◆ EXERCISE BRIEF
Reproduce every entry exactly as shown.

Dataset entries
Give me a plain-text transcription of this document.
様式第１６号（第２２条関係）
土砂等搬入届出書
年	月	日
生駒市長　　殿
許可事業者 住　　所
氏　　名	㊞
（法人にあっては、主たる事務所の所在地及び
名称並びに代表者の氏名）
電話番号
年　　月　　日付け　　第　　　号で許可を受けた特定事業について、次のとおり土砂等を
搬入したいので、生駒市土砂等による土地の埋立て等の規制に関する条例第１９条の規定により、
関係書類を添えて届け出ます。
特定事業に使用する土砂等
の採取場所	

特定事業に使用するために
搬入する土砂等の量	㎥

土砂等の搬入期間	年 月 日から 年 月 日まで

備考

◆ ANSWER TO THE EXERCISE
Give me a plain-text transcription of this document.
様式第１６号（第２２条関係）
土砂等搬入届出書
年	月	日
生駒市長　　殿
許可事業者 住　　所
氏　　名	㊞
（法人にあっては、主たる事務所の所在地及び
名称並びに代表者の氏名）
電話番号
年　　月　　日付け　　第　　　号で許可を受けた特定事業について、次のとおり土砂等を
搬入したいので、生駒市土砂等による土地の埋立て等の規制に関する条例第１９条の規定により、
関係書類を添えて届け出ます。
特定事業に使用する土砂等
の採取場所	

特定事業に使用するために
搬入する土砂等の量	㎥

土砂等の搬入期間	年 月 日から 年 月 日まで

備考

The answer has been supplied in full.